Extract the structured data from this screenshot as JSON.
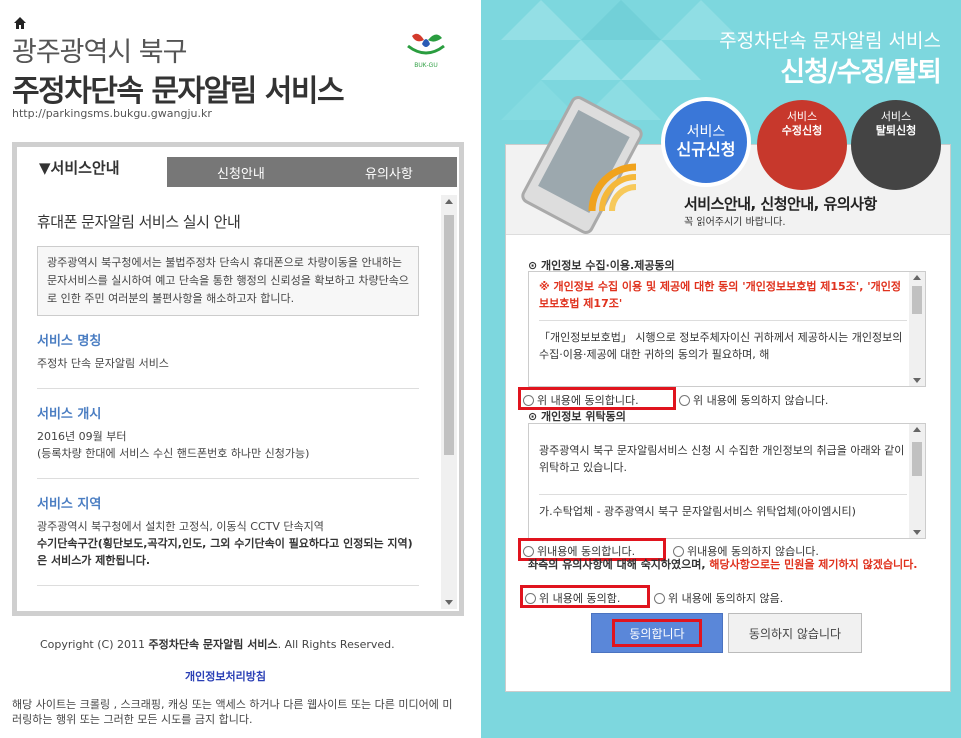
{
  "left": {
    "title_line1": "광주광역시 북구",
    "title_line2": "주정차단속 문자알림 서비스",
    "url": "http://parkingsms.bukgu.gwangju.kr",
    "logo_text": "BUK-GU",
    "tabs": {
      "active": "▼서비스안내",
      "apply": "신청안내",
      "notes": "유의사항"
    },
    "notice_title": "휴대폰 문자알림 서비스 실시 안내",
    "notice_body": "광주광역시 북구청에서는 불법주정차 단속시 휴대폰으로 차량이동을 안내하는 문자서비스를 실시하여 예고 단속을 통한 행정의 신뢰성을 확보하고 차량단속으로 인한 주민 여러분의 불편사항을 해소하고자 합니다.",
    "sections": [
      {
        "heading": "서비스 명칭",
        "text": "주정차 단속 문자알림 서비스",
        "bold": ""
      },
      {
        "heading": "서비스 개시",
        "text": "2016년 09월 부터\n(등록차량 한대에 서비스 수신 핸드폰번호 하나만 신청가능)",
        "bold": ""
      },
      {
        "heading": "서비스 지역",
        "text": "광주광역시 북구청에서 설치한 고정식, 이동식 CCTV 단속지역",
        "bold": "수기단속구간(횡단보도,곡각지,인도, 그외 수기단속이 필요하다고 인정되는 지역)은 서비스가 제한됩니다."
      }
    ],
    "copyright_prefix": "Copyright (C) 2011 ",
    "copyright_bold": "주정차단속 문자알림 서비스",
    "copyright_suffix": ". All Rights Reserved.",
    "privacy_link": "개인정보처리방침",
    "footer_note": "해당 사이트는 크롤링 , 스크래핑, 캐싱 또는 액세스 하거나 다른 웹사이트 또는 다른 미디어에 미러링하는 행위 또는 그러한 모든 시도를 금지 합니다."
  },
  "right": {
    "title_line1": "주정차단속 문자알림 서비스",
    "title_line2": "신청/수정/탈퇴",
    "circles": {
      "new_line1": "서비스",
      "new_line2": "신규신청",
      "edit_line1": "서비스",
      "edit_line2": "수정신청",
      "del_line1": "서비스",
      "del_line2": "탈퇴신청"
    },
    "card_heading": "서비스안내, 신청안내, 유의사항",
    "card_sub": "꼭 읽어주시기 바랍니다.",
    "section1_title": "⊙ 개인정보 수집·이용.제공동의",
    "box1_red": "※ 개인정보 수집 이용 및 제공에 대한 동의 '개인정보보호법 제15조', '개인정보보호법 제17조'",
    "box1_text": "「개인정보보호법」 시행으로 정보주체자이신 귀하께서 제공하시는 개인정보의 수집·이용·제공에 대한 귀하의 동의가 필요하며, 해",
    "radio1_agree": "위 내용에 동의합니다.",
    "radio1_disagree": "위 내용에 동의하지 않습니다.",
    "section2_title": "⊙ 개인정보 위탁동의",
    "box2_text": "광주광역시 북구 문자알림서비스 신청 시 수집한 개인정보의 취급을 아래와 같이 위탁하고 있습니다.",
    "box2_text2": "가.수탁업체 - 광주광역시 북구 문자알림서비스 위탁업체(아이엠시티)",
    "radio2_agree": "위내용에 동의합니다.",
    "radio2_disagree": "위내용에 동의하지 않습니다.",
    "notice_black": "좌측의 유의사항에 대해 숙지하였으며, ",
    "notice_red": "해당사항으로는 민원을 제기하지 않겠습니다.",
    "radio3_agree": "위 내용에 동의함.",
    "radio3_disagree": "위 내용에 동의하지 않음.",
    "btn_agree": "동의합니다",
    "btn_disagree": "동의하지 않습니다"
  }
}
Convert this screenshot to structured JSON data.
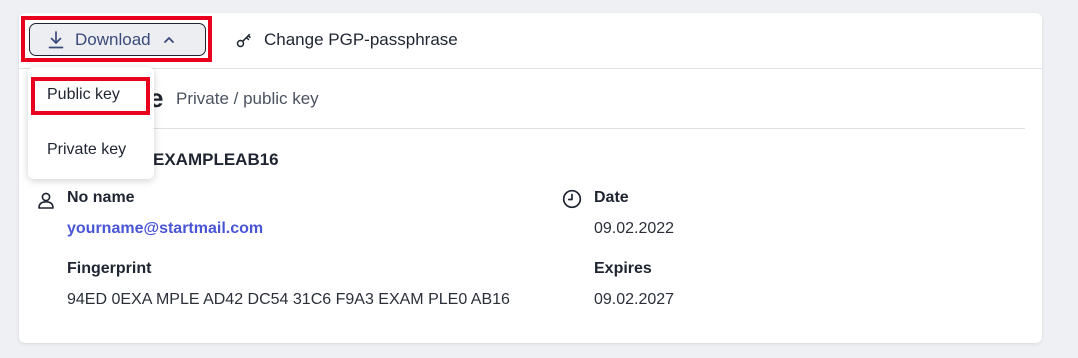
{
  "toolbar": {
    "download_label": "Download",
    "change_pgp_label": "Change PGP-passphrase"
  },
  "dropdown": {
    "items": [
      {
        "label": "Public key"
      },
      {
        "label": "Private key"
      }
    ]
  },
  "section": {
    "title_partial": "e",
    "subtitle": "Private / public key",
    "key_id_partial": "EXAMPLEAB16"
  },
  "details": {
    "name": "No name",
    "email": "yourname@startmail.com",
    "fingerprint_label": "Fingerprint",
    "fingerprint": "94ED 0EXA MPLE AD42 DC54 31C6 F9A3 EXAM PLE0 AB16",
    "date_label": "Date",
    "date": "09.02.2022",
    "expires_label": "Expires",
    "expires": "09.02.2027"
  },
  "colors": {
    "highlight": "#e8001c",
    "link": "#4a55d6"
  },
  "icons": [
    "download-icon",
    "chevron-up-icon",
    "key-icon",
    "user-icon",
    "clock-icon"
  ]
}
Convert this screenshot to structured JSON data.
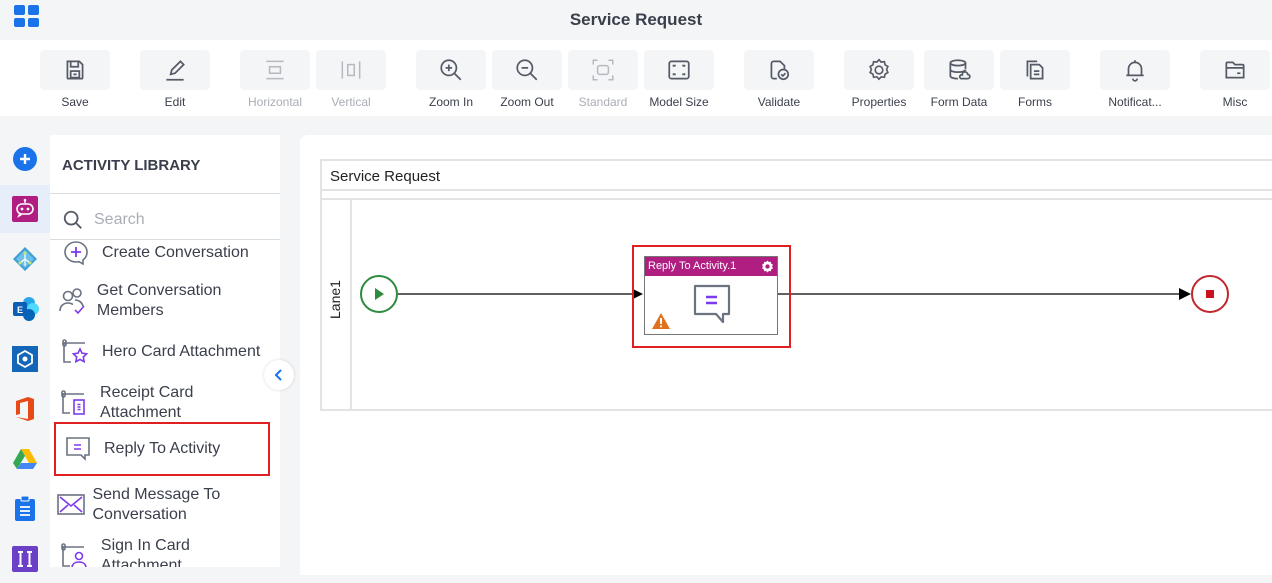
- - - - - - -
*Task to carry out*
Without including any pictures, reproduce the listing exactly.

*Expected output*
Extract the structured data from this screenshot as JSON.
{
  "left": {
    "title_line1": "광주광역시 북구",
    "title_line2": "주정차단속 문자알림 서비스",
    "url": "http://parkingsms.bukgu.gwangju.kr",
    "logo_text": "BUK-GU",
    "tabs": {
      "active": "▼서비스안내",
      "apply": "신청안내",
      "notes": "유의사항"
    },
    "notice_title": "휴대폰 문자알림 서비스 실시 안내",
    "notice_body": "광주광역시 북구청에서는 불법주정차 단속시 휴대폰으로 차량이동을 안내하는 문자서비스를 실시하여 예고 단속을 통한 행정의 신뢰성을 확보하고 차량단속으로 인한 주민 여러분의 불편사항을 해소하고자 합니다.",
    "sections": [
      {
        "heading": "서비스 명칭",
        "text": "주정차 단속 문자알림 서비스",
        "bold": ""
      },
      {
        "heading": "서비스 개시",
        "text": "2016년 09월 부터\n(등록차량 한대에 서비스 수신 핸드폰번호 하나만 신청가능)",
        "bold": ""
      },
      {
        "heading": "서비스 지역",
        "text": "광주광역시 북구청에서 설치한 고정식, 이동식 CCTV 단속지역",
        "bold": "수기단속구간(횡단보도,곡각지,인도, 그외 수기단속이 필요하다고 인정되는 지역)은 서비스가 제한됩니다."
      }
    ],
    "copyright_prefix": "Copyright (C) 2011 ",
    "copyright_bold": "주정차단속 문자알림 서비스",
    "copyright_suffix": ". All Rights Reserved.",
    "privacy_link": "개인정보처리방침",
    "footer_note": "해당 사이트는 크롤링 , 스크래핑, 캐싱 또는 액세스 하거나 다른 웹사이트 또는 다른 미디어에 미러링하는 행위 또는 그러한 모든 시도를 금지 합니다."
  },
  "right": {
    "title_line1": "주정차단속 문자알림 서비스",
    "title_line2": "신청/수정/탈퇴",
    "circles": {
      "new_line1": "서비스",
      "new_line2": "신규신청",
      "edit_line1": "서비스",
      "edit_line2": "수정신청",
      "del_line1": "서비스",
      "del_line2": "탈퇴신청"
    },
    "card_heading": "서비스안내, 신청안내, 유의사항",
    "card_sub": "꼭 읽어주시기 바랍니다.",
    "section1_title": "⊙ 개인정보 수집·이용.제공동의",
    "box1_red": "※ 개인정보 수집 이용 및 제공에 대한 동의 '개인정보보호법 제15조', '개인정보보호법 제17조'",
    "box1_text": "「개인정보보호법」 시행으로 정보주체자이신 귀하께서 제공하시는 개인정보의 수집·이용·제공에 대한 귀하의 동의가 필요하며, 해",
    "radio1_agree": "위 내용에 동의합니다.",
    "radio1_disagree": "위 내용에 동의하지 않습니다.",
    "section2_title": "⊙ 개인정보 위탁동의",
    "box2_text": "광주광역시 북구 문자알림서비스 신청 시 수집한 개인정보의 취급을 아래와 같이 위탁하고 있습니다.",
    "box2_text2": "가.수탁업체 - 광주광역시 북구 문자알림서비스 위탁업체(아이엠시티)",
    "radio2_agree": "위내용에 동의합니다.",
    "radio2_disagree": "위내용에 동의하지 않습니다.",
    "notice_black": "좌측의 유의사항에 대해 숙지하였으며, ",
    "notice_red": "해당사항으로는 민원을 제기하지 않겠습니다.",
    "radio3_agree": "위 내용에 동의함.",
    "radio3_disagree": "위 내용에 동의하지 않음.",
    "btn_agree": "동의합니다",
    "btn_disagree": "동의하지 않습니다"
  }
}
Convert this screenshot to structured JSON data.
{
  "toolbar": {
    "download_label": "Download",
    "change_pgp_label": "Change PGP-passphrase"
  },
  "dropdown": {
    "items": [
      {
        "label": "Public key"
      },
      {
        "label": "Private key"
      }
    ]
  },
  "section": {
    "title_partial": "e",
    "subtitle": "Private / public key",
    "key_id_partial": "EXAMPLEAB16"
  },
  "details": {
    "name": "No name",
    "email": "yourname@startmail.com",
    "fingerprint_label": "Fingerprint",
    "fingerprint": "94ED 0EXA MPLE AD42 DC54 31C6 F9A3 EXAM PLE0 AB16",
    "date_label": "Date",
    "date": "09.02.2022",
    "expires_label": "Expires",
    "expires": "09.02.2027"
  },
  "colors": {
    "highlight": "#e8001c",
    "link": "#4a55d6"
  },
  "icons": [
    "download-icon",
    "chevron-up-icon",
    "key-icon",
    "user-icon",
    "clock-icon"
  ]
}
Convert this screenshot to structured JSON data.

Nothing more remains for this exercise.